--- start of STORED DATA ---

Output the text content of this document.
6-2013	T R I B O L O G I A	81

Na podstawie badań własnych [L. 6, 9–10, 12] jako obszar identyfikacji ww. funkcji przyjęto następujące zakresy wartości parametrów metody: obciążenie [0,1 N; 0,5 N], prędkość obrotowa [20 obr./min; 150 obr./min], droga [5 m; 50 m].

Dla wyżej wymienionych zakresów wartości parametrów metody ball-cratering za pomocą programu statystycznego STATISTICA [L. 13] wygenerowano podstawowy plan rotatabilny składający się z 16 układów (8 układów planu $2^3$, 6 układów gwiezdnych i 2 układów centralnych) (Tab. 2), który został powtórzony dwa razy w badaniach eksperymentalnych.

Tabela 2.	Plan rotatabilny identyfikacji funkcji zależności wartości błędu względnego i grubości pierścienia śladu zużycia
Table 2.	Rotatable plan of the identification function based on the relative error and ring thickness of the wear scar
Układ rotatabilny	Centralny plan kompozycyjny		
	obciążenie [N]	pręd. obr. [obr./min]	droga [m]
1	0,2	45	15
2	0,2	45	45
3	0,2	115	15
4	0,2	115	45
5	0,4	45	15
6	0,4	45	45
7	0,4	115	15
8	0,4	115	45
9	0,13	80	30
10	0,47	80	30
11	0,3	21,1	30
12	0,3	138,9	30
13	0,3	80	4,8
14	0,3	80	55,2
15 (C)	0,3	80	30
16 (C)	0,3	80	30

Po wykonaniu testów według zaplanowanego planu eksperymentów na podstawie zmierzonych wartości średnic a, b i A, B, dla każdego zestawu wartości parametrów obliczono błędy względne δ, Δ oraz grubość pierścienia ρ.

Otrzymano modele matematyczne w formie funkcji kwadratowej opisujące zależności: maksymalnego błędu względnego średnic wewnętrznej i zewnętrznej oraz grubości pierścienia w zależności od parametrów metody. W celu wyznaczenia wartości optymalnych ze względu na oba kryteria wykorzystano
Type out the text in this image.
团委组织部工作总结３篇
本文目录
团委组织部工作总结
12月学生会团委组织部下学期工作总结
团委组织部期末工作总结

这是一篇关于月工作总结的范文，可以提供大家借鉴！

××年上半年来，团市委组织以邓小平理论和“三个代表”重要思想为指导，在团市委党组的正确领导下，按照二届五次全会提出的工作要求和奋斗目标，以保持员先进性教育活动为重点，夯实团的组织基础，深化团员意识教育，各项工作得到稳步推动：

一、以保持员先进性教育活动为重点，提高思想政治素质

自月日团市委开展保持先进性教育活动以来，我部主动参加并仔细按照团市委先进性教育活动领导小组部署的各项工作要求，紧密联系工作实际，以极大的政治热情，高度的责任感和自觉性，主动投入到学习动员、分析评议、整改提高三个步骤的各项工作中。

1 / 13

--- end of STORED DATA ---

• **TASK TO CARRY OUT**
Retype the listing above in full, with no alterations.

• **COMPLETE ANSWER**
Output the text content of this document.
6-2013	T R I B O L O G I A	81

Na podstawie badań własnych [L. 6, 9–10, 12] jako obszar identyfikacji ww. funkcji przyjęto następujące zakresy wartości parametrów metody: obciążenie [0,1 N; 0,5 N], prędkość obrotowa [20 obr./min; 150 obr./min], droga [5 m; 50 m].

Dla wyżej wymienionych zakresów wartości parametrów metody ball-cratering za pomocą programu statystycznego STATISTICA [L. 13] wygenerowano podstawowy plan rotatabilny składający się z 16 układów (8 układów planu $2^3$, 6 układów gwiezdnych i 2 układów centralnych) (Tab. 2), który został powtórzony dwa razy w badaniach eksperymentalnych.

Tabela 2.	Plan rotatabilny identyfikacji funkcji zależności wartości błędu względnego i grubości pierścienia śladu zużycia
Table 2.	Rotatable plan of the identification function based on the relative error and ring thickness of the wear scar
Układ rotatabilny	Centralny plan kompozycyjny		
	obciążenie [N]	pręd. obr. [obr./min]	droga [m]
1	0,2	45	15
2	0,2	45	45
3	0,2	115	15
4	0,2	115	45
5	0,4	45	15
6	0,4	45	45
7	0,4	115	15
8	0,4	115	45
9	0,13	80	30
10	0,47	80	30
11	0,3	21,1	30
12	0,3	138,9	30
13	0,3	80	4,8
14	0,3	80	55,2
15 (C)	0,3	80	30
16 (C)	0,3	80	30

Po wykonaniu testów według zaplanowanego planu eksperymentów na podstawie zmierzonych wartości średnic a, b i A, B, dla każdego zestawu wartości parametrów obliczono błędy względne δ, Δ oraz grubość pierścienia ρ.

Otrzymano modele matematyczne w formie funkcji kwadratowej opisujące zależności: maksymalnego błędu względnego średnic wewnętrznej i zewnętrznej oraz grubości pierścienia w zależności od parametrów metody. W celu wyznaczenia wartości optymalnych ze względu na oba kryteria wykorzystano
Type out the text in this image.
团委组织部工作总结３篇
本文目录
团委组织部工作总结
12月学生会团委组织部下学期工作总结
团委组织部期末工作总结

这是一篇关于月工作总结的范文，可以提供大家借鉴！

××年上半年来，团市委组织以邓小平理论和“三个代表”重要思想为指导，在团市委党组的正确领导下，按照二届五次全会提出的工作要求和奋斗目标，以保持员先进性教育活动为重点，夯实团的组织基础，深化团员意识教育，各项工作得到稳步推动：

一、以保持员先进性教育活动为重点，提高思想政治素质

自月日团市委开展保持先进性教育活动以来，我部主动参加并仔细按照团市委先进性教育活动领导小组部署的各项工作要求，紧密联系工作实际，以极大的政治热情，高度的责任感和自觉性，主动投入到学习动员、分析评议、整改提高三个步骤的各项工作中。

1 / 13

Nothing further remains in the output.